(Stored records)
begin

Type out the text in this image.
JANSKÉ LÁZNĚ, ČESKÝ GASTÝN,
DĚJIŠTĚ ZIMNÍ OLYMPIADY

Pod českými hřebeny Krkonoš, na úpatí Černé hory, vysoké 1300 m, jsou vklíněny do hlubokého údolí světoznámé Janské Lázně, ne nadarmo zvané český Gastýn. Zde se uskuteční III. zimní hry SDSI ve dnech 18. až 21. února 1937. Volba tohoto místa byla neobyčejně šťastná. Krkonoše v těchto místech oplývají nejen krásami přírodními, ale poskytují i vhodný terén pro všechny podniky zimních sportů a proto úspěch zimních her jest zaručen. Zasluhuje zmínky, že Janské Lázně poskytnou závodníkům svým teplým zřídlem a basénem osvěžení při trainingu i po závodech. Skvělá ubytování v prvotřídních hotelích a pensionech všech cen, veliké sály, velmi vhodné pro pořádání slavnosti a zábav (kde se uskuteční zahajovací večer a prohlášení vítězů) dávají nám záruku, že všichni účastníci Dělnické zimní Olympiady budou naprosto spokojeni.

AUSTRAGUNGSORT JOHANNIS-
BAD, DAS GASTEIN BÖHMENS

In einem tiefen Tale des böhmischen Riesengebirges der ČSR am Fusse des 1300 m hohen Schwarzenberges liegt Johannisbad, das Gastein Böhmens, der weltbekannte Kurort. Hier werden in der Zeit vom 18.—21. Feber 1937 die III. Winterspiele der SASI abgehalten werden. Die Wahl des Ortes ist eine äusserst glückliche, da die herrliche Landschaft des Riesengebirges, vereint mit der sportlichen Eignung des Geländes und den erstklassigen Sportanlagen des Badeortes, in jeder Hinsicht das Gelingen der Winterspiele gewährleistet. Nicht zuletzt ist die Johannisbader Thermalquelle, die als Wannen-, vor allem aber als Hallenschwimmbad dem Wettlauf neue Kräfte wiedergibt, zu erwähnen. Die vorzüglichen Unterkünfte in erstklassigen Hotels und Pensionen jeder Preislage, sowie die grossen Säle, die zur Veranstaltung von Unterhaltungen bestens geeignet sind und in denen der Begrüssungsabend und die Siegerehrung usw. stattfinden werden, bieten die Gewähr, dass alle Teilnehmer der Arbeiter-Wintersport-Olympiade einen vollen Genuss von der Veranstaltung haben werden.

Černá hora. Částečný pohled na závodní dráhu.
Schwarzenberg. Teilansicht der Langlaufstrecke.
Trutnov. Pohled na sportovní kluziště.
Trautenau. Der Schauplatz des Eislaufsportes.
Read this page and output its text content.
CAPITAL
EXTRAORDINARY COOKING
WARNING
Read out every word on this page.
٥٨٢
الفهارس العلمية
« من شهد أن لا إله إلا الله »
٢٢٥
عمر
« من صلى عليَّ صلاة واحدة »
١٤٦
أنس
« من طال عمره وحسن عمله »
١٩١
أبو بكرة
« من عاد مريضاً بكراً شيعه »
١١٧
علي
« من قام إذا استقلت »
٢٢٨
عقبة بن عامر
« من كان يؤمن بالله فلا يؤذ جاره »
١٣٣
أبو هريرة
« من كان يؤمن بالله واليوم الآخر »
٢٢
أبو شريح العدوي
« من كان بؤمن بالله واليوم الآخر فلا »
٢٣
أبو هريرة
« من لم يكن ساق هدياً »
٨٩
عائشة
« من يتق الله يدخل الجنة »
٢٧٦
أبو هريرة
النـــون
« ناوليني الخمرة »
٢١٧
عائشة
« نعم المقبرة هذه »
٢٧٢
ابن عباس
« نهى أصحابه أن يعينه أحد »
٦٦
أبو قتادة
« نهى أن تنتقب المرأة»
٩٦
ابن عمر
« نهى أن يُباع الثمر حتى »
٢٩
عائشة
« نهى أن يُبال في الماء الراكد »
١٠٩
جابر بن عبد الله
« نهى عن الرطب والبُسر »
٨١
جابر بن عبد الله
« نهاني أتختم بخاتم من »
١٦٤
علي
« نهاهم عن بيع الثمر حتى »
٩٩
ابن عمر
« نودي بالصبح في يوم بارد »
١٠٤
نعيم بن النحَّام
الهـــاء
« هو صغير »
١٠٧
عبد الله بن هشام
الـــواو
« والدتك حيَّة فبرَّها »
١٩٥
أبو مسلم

end

Objective:
Exactly reproduce every line of the records.

The solution:
Type out the text in this image.
JANSKÉ LÁZNĚ, ČESKÝ GASTÝN,
DĚJIŠTĚ ZIMNÍ OLYMPIADY

Pod českými hřebeny Krkonoš, na úpatí Černé hory, vysoké 1300 m, jsou vklíněny do hlubokého údolí světoznámé Janské Lázně, ne nadarmo zvané český Gastýn. Zde se uskuteční III. zimní hry SDSI ve dnech 18. až 21. února 1937. Volba tohoto místa byla neobyčejně šťastná. Krkonoše v těchto místech oplývají nejen krásami přírodními, ale poskytují i vhodný terén pro všechny podniky zimních sportů a proto úspěch zimních her jest zaručen. Zasluhuje zmínky, že Janské Lázně poskytnou závodníkům svým teplým zřídlem a basénem osvěžení při trainingu i po závodech. Skvělá ubytování v prvotřídních hotelích a pensionech všech cen, veliké sály, velmi vhodné pro pořádání slavnosti a zábav (kde se uskuteční zahajovací večer a prohlášení vítězů) dávají nám záruku, že všichni účastníci Dělnické zimní Olympiady budou naprosto spokojeni.

AUSTRAGUNGSORT JOHANNIS-
BAD, DAS GASTEIN BÖHMENS

In einem tiefen Tale des böhmischen Riesengebirges der ČSR am Fusse des 1300 m hohen Schwarzenberges liegt Johannisbad, das Gastein Böhmens, der weltbekannte Kurort. Hier werden in der Zeit vom 18.—21. Feber 1937 die III. Winterspiele der SASI abgehalten werden. Die Wahl des Ortes ist eine äusserst glückliche, da die herrliche Landschaft des Riesengebirges, vereint mit der sportlichen Eignung des Geländes und den erstklassigen Sportanlagen des Badeortes, in jeder Hinsicht das Gelingen der Winterspiele gewährleistet. Nicht zuletzt ist die Johannisbader Thermalquelle, die als Wannen-, vor allem aber als Hallenschwimmbad dem Wettlauf neue Kräfte wiedergibt, zu erwähnen. Die vorzüglichen Unterkünfte in erstklassigen Hotels und Pensionen jeder Preislage, sowie die grossen Säle, die zur Veranstaltung von Unterhaltungen bestens geeignet sind und in denen der Begrüssungsabend und die Siegerehrung usw. stattfinden werden, bieten die Gewähr, dass alle Teilnehmer der Arbeiter-Wintersport-Olympiade einen vollen Genuss von der Veranstaltung haben werden.

Černá hora. Částečný pohled na závodní dráhu.
Schwarzenberg. Teilansicht der Langlaufstrecke.
Trutnov. Pohled na sportovní kluziště.
Trautenau. Der Schauplatz des Eislaufsportes.
Read this page and output its text content.
CAPITAL
EXTRAORDINARY COOKING
WARNING
Read out every word on this page.
٥٨٢
الفهارس العلمية
« من شهد أن لا إله إلا الله »
٢٢٥
عمر
« من صلى عليَّ صلاة واحدة »
١٤٦
أنس
« من طال عمره وحسن عمله »
١٩١
أبو بكرة
« من عاد مريضاً بكراً شيعه »
١١٧
علي
« من قام إذا استقلت »
٢٢٨
عقبة بن عامر
« من كان يؤمن بالله فلا يؤذ جاره »
١٣٣
أبو هريرة
« من كان يؤمن بالله واليوم الآخر »
٢٢
أبو شريح العدوي
« من كان بؤمن بالله واليوم الآخر فلا »
٢٣
أبو هريرة
« من لم يكن ساق هدياً »
٨٩
عائشة
« من يتق الله يدخل الجنة »
٢٧٦
أبو هريرة
النـــون
« ناوليني الخمرة »
٢١٧
عائشة
« نعم المقبرة هذه »
٢٧٢
ابن عباس
« نهى أصحابه أن يعينه أحد »
٦٦
أبو قتادة
« نهى أن تنتقب المرأة»
٩٦
ابن عمر
« نهى أن يُباع الثمر حتى »
٢٩
عائشة
« نهى أن يُبال في الماء الراكد »
١٠٩
جابر بن عبد الله
« نهى عن الرطب والبُسر »
٨١
جابر بن عبد الله
« نهاني أتختم بخاتم من »
١٦٤
علي
« نهاهم عن بيع الثمر حتى »
٩٩
ابن عمر
« نودي بالصبح في يوم بارد »
١٠٤
نعيم بن النحَّام
الهـــاء
« هو صغير »
١٠٧
عبد الله بن هشام
الـــواو
« والدتك حيَّة فبرَّها »
١٩٥
أبو مسلم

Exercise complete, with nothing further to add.